OBJECTIVE> Copy the data exactly as it appears, and do not include any pictures.

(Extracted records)
☆ ☆ ☆ ☆
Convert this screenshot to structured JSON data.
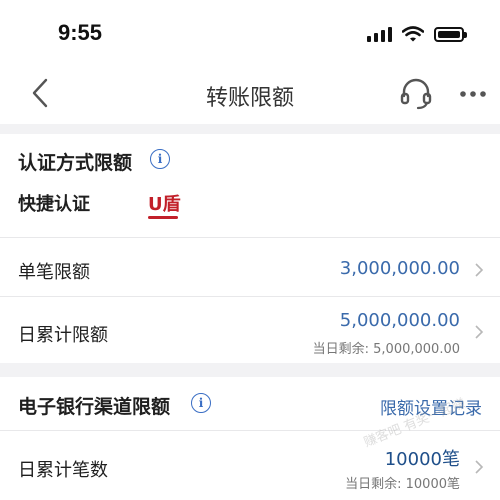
{
  "status_bar": {
    "time": "9:55"
  },
  "nav": {
    "title": "转账限额"
  },
  "auth_section": {
    "title": "认证方式限额",
    "info_glyph": "i",
    "tabs": [
      {
        "label": "快捷认证",
        "selected": false
      },
      {
        "label": "U盾",
        "selected": true
      }
    ],
    "rows": [
      {
        "label": "单笔限额",
        "value": "3,000,000.00"
      },
      {
        "label": "日累计限额",
        "value": "5,000,000.00",
        "sub": "当日剩余: 5,000,000.00"
      }
    ]
  },
  "channel_section": {
    "title": "电子银行渠道限额",
    "info_glyph": "i",
    "link_label": "限额设置记录",
    "rows": [
      {
        "label": "日累计笔数",
        "value": "10000笔",
        "sub": "当日剩余: 10000笔"
      }
    ]
  },
  "colors": {
    "accent_blue": "#3a6aab",
    "accent_red": "#c2202a",
    "background": "#f2f2f4"
  },
  "watermark": "赚客吧 有奖一起赚"
}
☆ ☆ ☆ ☆
WRITTEN ANSWER>
Convert this screenshot to structured JSON data.
{
  "status_bar": {
    "time": "9:55"
  },
  "nav": {
    "title": "转账限额"
  },
  "auth_section": {
    "title": "认证方式限额",
    "info_glyph": "i",
    "tabs": [
      {
        "label": "快捷认证",
        "selected": false
      },
      {
        "label": "U盾",
        "selected": true
      }
    ],
    "rows": [
      {
        "label": "单笔限额",
        "value": "3,000,000.00"
      },
      {
        "label": "日累计限额",
        "value": "5,000,000.00",
        "sub": "当日剩余: 5,000,000.00"
      }
    ]
  },
  "channel_section": {
    "title": "电子银行渠道限额",
    "info_glyph": "i",
    "link_label": "限额设置记录",
    "rows": [
      {
        "label": "日累计笔数",
        "value": "10000笔",
        "sub": "当日剩余: 10000笔"
      }
    ]
  },
  "colors": {
    "accent_blue": "#3a6aab",
    "accent_red": "#c2202a",
    "background": "#f2f2f4"
  },
  "watermark": "赚客吧 有奖一起赚"
}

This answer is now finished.